**Stated goal**
Present the following data again exactly as it is shown.

[A block of data]
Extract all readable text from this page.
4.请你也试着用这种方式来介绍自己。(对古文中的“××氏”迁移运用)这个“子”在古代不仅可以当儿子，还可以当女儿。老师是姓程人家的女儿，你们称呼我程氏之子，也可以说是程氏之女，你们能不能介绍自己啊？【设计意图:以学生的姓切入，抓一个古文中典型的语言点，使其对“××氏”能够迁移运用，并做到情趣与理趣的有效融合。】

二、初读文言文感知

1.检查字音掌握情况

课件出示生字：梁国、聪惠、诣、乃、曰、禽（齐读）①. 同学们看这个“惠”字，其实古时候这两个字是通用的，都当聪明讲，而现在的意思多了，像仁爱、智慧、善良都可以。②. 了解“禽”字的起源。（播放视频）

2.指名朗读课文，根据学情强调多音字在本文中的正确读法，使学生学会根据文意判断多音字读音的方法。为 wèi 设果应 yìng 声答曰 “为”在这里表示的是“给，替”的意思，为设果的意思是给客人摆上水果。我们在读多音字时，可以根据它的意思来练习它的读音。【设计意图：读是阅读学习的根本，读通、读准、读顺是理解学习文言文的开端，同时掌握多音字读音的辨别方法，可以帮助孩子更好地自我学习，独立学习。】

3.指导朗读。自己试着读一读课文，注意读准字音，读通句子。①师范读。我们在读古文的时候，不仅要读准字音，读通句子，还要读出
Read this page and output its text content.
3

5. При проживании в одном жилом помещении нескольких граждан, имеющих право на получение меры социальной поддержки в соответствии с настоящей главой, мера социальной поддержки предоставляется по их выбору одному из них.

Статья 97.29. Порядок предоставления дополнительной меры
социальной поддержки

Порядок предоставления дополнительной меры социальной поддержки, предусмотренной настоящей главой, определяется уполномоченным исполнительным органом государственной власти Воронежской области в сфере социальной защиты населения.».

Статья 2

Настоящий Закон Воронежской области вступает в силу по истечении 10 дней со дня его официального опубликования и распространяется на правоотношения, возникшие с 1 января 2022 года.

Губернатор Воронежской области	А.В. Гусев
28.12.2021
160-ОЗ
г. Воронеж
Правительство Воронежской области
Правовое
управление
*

**Written response**
Extract all readable text from this page.
4.请你也试着用这种方式来介绍自己。(对古文中的“××氏”迁移运用)这个“子”在古代不仅可以当儿子，还可以当女儿。老师是姓程人家的女儿，你们称呼我程氏之子，也可以说是程氏之女，你们能不能介绍自己啊？【设计意图:以学生的姓切入，抓一个古文中典型的语言点，使其对“××氏”能够迁移运用，并做到情趣与理趣的有效融合。】

二、初读文言文感知

1.检查字音掌握情况

课件出示生字：梁国、聪惠、诣、乃、曰、禽（齐读）①. 同学们看这个“惠”字，其实古时候这两个字是通用的，都当聪明讲，而现在的意思多了，像仁爱、智慧、善良都可以。②. 了解“禽”字的起源。（播放视频）

2.指名朗读课文，根据学情强调多音字在本文中的正确读法，使学生学会根据文意判断多音字读音的方法。为 wèi 设果应 yìng 声答曰 “为”在这里表示的是“给，替”的意思，为设果的意思是给客人摆上水果。我们在读多音字时，可以根据它的意思来练习它的读音。【设计意图：读是阅读学习的根本，读通、读准、读顺是理解学习文言文的开端，同时掌握多音字读音的辨别方法，可以帮助孩子更好地自我学习，独立学习。】

3.指导朗读。自己试着读一读课文，注意读准字音，读通句子。①师范读。我们在读古文的时候，不仅要读准字音，读通句子，还要读出
Read this page and output its text content.
3

5. При проживании в одном жилом помещении нескольких граждан, имеющих право на получение меры социальной поддержки в соответствии с настоящей главой, мера социальной поддержки предоставляется по их выбору одному из них.

Статья 97.29. Порядок предоставления дополнительной меры
социальной поддержки

Порядок предоставления дополнительной меры социальной поддержки, предусмотренной настоящей главой, определяется уполномоченным исполнительным органом государственной власти Воронежской области в сфере социальной защиты населения.».

Статья 2

Настоящий Закон Воронежской области вступает в силу по истечении 10 дней со дня его официального опубликования и распространяется на правоотношения, возникшие с 1 января 2022 года.

Губернатор Воронежской области	А.В. Гусев
28.12.2021
160-ОЗ
г. Воронеж
Правительство Воронежской области
Правовое
управление
*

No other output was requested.